[Begin]

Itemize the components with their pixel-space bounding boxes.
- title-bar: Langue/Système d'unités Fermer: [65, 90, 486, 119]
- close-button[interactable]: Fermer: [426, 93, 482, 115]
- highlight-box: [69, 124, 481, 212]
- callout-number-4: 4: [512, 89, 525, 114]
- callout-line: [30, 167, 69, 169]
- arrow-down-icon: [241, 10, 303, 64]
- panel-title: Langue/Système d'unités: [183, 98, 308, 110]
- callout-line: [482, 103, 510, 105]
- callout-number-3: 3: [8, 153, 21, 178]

[End]

Put every line of the listing above into a Markdown table with the columns Row and Line. Number the rows in order and leave out any blank lines.

| Row | Line |
|---|---|
| 1 | Itemize the components with their pixel-space bounding boxes. |
| 2 | - title-bar: Langue/Système d'unités Fermer: [65, 90, 486, 119] |
| 3 | - close-button[interactable]: Fermer: [426, 93, 482, 115] |
| 4 | - highlight-box: [69, 124, 481, 212] |
| 5 | - callout-number-4: 4: [512, 89, 525, 114] |
| 6 | - callout-line: [30, 167, 69, 169] |
| 7 | - arrow-down-icon: [241, 10, 303, 64] |
| 8 | - panel-title: Langue/Système d'unités: [183, 98, 308, 110] |
| 9 | - callout-line: [482, 103, 510, 105] |
| 10 | - callout-number-3: 3: [8, 153, 21, 178] |